Retype all of the entries word for word.

• SUPPLIED DATA:
■ ■ ■ ■ ■ ■ ■
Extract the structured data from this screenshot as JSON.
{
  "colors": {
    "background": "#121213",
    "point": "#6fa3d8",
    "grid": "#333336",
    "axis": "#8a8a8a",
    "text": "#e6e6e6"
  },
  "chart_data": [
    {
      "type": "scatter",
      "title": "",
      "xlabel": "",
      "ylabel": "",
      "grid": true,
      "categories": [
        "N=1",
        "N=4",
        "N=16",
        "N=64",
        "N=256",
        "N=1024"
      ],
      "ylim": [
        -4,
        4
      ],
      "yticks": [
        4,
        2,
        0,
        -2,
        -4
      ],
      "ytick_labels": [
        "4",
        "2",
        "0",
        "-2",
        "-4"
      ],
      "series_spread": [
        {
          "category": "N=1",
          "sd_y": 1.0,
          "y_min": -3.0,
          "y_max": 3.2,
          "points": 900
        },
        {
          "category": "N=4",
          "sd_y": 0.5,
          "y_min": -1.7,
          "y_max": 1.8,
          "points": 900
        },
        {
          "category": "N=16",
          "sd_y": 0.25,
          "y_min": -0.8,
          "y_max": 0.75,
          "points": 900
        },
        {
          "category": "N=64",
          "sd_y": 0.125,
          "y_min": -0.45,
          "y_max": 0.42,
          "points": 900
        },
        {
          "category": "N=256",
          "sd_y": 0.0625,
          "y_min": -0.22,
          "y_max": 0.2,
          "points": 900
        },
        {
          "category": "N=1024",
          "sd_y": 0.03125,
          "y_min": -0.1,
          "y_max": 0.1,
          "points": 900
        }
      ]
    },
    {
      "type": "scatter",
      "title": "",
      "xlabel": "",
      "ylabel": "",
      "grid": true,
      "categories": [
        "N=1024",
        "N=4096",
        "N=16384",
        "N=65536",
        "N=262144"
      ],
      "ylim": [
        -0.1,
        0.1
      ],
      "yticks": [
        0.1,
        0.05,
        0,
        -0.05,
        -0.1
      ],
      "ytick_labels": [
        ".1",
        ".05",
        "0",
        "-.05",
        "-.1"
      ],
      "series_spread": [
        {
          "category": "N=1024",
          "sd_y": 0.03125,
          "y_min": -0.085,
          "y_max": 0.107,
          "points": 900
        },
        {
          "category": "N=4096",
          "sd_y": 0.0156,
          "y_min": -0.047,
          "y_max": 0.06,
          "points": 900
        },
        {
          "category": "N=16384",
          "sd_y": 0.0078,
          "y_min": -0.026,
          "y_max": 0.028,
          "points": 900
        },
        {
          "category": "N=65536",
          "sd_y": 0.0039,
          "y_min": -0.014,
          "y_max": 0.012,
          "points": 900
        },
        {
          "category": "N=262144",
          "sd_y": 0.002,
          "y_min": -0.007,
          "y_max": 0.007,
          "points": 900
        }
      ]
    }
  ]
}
■ ■ ■ ■ ■ ■ ■
• SOLUTION FOR THIS EXERCISE:
Extract the structured data from this screenshot as JSON.
{
  "colors": {
    "background": "#121213",
    "point": "#6fa3d8",
    "grid": "#333336",
    "axis": "#8a8a8a",
    "text": "#e6e6e6"
  },
  "chart_data": [
    {
      "type": "scatter",
      "title": "",
      "xlabel": "",
      "ylabel": "",
      "grid": true,
      "categories": [
        "N=1",
        "N=4",
        "N=16",
        "N=64",
        "N=256",
        "N=1024"
      ],
      "ylim": [
        -4,
        4
      ],
      "yticks": [
        4,
        2,
        0,
        -2,
        -4
      ],
      "ytick_labels": [
        "4",
        "2",
        "0",
        "-2",
        "-4"
      ],
      "series_spread": [
        {
          "category": "N=1",
          "sd_y": 1.0,
          "y_min": -3.0,
          "y_max": 3.2,
          "points": 900
        },
        {
          "category": "N=4",
          "sd_y": 0.5,
          "y_min": -1.7,
          "y_max": 1.8,
          "points": 900
        },
        {
          "category": "N=16",
          "sd_y": 0.25,
          "y_min": -0.8,
          "y_max": 0.75,
          "points": 900
        },
        {
          "category": "N=64",
          "sd_y": 0.125,
          "y_min": -0.45,
          "y_max": 0.42,
          "points": 900
        },
        {
          "category": "N=256",
          "sd_y": 0.0625,
          "y_min": -0.22,
          "y_max": 0.2,
          "points": 900
        },
        {
          "category": "N=1024",
          "sd_y": 0.03125,
          "y_min": -0.1,
          "y_max": 0.1,
          "points": 900
        }
      ]
    },
    {
      "type": "scatter",
      "title": "",
      "xlabel": "",
      "ylabel": "",
      "grid": true,
      "categories": [
        "N=1024",
        "N=4096",
        "N=16384",
        "N=65536",
        "N=262144"
      ],
      "ylim": [
        -0.1,
        0.1
      ],
      "yticks": [
        0.1,
        0.05,
        0,
        -0.05,
        -0.1
      ],
      "ytick_labels": [
        ".1",
        ".05",
        "0",
        "-.05",
        "-.1"
      ],
      "series_spread": [
        {
          "category": "N=1024",
          "sd_y": 0.03125,
          "y_min": -0.085,
          "y_max": 0.107,
          "points": 900
        },
        {
          "category": "N=4096",
          "sd_y": 0.0156,
          "y_min": -0.047,
          "y_max": 0.06,
          "points": 900
        },
        {
          "category": "N=16384",
          "sd_y": 0.0078,
          "y_min": -0.026,
          "y_max": 0.028,
          "points": 900
        },
        {
          "category": "N=65536",
          "sd_y": 0.0039,
          "y_min": -0.014,
          "y_max": 0.012,
          "points": 900
        },
        {
          "category": "N=262144",
          "sd_y": 0.002,
          "y_min": -0.007,
          "y_max": 0.007,
          "points": 900
        }
      ]
    }
  ]
}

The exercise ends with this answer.